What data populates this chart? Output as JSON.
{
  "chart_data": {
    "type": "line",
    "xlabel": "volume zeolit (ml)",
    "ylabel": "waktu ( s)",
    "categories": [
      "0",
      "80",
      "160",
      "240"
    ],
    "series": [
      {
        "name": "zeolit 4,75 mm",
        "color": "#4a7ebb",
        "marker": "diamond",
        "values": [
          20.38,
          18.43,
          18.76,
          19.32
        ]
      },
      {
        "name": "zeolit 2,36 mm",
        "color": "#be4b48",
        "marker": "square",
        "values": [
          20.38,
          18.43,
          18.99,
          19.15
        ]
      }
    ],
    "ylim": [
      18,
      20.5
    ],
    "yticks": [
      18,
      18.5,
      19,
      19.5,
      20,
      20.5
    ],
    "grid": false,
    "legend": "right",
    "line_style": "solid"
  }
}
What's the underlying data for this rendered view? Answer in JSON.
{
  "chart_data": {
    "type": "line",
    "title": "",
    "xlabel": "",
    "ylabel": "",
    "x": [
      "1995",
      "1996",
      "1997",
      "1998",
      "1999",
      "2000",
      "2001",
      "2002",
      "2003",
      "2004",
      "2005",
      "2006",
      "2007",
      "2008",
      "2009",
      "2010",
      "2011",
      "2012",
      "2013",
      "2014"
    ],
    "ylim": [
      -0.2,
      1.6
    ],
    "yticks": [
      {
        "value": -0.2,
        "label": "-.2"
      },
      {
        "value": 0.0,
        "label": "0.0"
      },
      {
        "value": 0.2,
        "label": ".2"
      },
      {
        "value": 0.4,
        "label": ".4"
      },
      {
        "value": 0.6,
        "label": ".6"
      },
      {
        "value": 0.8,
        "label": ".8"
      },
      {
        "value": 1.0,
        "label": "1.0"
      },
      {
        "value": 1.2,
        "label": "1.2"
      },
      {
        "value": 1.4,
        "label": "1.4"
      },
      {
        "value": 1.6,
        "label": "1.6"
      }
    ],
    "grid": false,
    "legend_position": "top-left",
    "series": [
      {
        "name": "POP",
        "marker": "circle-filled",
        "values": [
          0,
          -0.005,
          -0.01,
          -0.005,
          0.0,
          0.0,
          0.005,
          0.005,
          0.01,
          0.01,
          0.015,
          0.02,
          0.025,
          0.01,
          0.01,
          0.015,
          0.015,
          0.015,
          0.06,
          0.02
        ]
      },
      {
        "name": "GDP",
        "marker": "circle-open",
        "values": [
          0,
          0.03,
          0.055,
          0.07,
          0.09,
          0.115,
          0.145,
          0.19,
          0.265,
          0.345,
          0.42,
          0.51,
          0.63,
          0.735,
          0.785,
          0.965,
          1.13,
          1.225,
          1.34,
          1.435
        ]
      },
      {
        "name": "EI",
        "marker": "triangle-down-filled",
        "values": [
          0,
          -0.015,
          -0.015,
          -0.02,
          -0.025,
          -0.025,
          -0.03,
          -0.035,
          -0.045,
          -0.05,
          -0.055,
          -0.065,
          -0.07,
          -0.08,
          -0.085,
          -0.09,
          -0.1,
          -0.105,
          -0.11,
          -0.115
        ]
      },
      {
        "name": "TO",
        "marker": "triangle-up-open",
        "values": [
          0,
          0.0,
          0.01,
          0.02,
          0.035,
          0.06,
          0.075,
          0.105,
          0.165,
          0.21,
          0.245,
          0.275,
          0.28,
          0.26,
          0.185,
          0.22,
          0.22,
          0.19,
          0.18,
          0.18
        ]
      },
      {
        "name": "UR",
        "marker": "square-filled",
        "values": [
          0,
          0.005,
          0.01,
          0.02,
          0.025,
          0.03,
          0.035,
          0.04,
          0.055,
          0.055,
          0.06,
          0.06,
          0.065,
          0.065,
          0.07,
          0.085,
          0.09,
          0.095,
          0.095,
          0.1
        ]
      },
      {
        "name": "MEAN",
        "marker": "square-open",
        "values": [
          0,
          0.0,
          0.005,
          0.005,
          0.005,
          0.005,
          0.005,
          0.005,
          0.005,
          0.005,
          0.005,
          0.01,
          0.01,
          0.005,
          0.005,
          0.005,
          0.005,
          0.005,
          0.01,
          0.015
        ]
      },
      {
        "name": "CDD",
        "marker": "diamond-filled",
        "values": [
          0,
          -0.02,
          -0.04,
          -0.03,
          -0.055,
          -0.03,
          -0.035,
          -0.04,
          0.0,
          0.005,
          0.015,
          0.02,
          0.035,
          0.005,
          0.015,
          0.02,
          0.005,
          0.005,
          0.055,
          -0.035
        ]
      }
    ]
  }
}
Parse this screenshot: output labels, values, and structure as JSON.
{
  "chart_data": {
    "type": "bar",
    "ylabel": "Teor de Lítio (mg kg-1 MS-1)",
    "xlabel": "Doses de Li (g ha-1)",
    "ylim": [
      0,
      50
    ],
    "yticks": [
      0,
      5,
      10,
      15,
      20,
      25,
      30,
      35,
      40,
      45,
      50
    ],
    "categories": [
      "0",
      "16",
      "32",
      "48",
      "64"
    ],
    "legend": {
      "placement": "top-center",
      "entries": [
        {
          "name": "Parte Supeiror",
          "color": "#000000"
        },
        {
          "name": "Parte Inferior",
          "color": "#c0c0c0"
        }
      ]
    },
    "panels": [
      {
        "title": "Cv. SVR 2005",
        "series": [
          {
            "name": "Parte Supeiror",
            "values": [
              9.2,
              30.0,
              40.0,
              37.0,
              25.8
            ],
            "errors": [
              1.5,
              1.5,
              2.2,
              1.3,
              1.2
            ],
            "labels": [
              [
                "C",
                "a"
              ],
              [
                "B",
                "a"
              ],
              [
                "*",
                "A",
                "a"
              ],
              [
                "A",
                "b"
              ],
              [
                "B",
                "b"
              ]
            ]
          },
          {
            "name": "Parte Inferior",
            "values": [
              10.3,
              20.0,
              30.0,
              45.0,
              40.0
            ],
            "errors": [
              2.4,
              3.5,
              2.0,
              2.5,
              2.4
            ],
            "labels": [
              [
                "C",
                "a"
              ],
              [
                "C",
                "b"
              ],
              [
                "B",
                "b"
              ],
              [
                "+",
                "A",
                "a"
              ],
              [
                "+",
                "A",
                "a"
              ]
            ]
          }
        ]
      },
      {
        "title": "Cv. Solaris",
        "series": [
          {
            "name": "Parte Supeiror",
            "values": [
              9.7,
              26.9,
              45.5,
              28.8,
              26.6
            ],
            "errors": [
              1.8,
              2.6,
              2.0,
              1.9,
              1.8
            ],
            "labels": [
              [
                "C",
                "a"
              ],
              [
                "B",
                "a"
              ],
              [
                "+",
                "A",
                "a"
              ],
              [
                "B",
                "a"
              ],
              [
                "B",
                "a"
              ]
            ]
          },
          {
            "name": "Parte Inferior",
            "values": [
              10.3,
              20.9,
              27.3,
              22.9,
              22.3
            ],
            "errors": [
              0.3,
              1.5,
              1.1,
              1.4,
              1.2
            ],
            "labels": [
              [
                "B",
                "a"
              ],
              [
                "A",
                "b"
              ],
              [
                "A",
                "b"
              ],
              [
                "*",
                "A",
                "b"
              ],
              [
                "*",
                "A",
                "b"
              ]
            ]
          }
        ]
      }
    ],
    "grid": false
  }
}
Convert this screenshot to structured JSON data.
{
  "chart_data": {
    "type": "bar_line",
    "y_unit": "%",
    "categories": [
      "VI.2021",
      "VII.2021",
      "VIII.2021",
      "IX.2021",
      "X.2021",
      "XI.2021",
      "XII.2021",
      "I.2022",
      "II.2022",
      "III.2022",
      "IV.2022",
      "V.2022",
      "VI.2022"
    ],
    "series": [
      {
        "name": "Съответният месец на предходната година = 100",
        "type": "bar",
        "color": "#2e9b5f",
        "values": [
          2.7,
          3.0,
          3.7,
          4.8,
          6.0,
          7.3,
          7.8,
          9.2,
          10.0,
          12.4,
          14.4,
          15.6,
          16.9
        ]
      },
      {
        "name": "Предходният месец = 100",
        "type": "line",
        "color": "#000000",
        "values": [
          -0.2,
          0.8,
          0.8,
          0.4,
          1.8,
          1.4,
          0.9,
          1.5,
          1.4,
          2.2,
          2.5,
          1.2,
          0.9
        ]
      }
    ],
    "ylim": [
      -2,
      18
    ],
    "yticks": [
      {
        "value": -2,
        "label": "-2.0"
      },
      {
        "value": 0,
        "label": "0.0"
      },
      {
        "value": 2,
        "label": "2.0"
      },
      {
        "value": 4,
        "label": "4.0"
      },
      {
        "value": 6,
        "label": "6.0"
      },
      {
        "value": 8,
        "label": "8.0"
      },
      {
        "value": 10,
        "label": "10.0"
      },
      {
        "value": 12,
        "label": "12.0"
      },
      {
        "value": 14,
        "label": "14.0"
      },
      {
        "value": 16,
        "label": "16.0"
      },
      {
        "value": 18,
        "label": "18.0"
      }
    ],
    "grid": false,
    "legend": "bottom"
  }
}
#####
Copy every line in the listing above where the string "circle" turns up.

• [Result of this task]
        "marker": "circle-filled",
        "marker": "circle-open",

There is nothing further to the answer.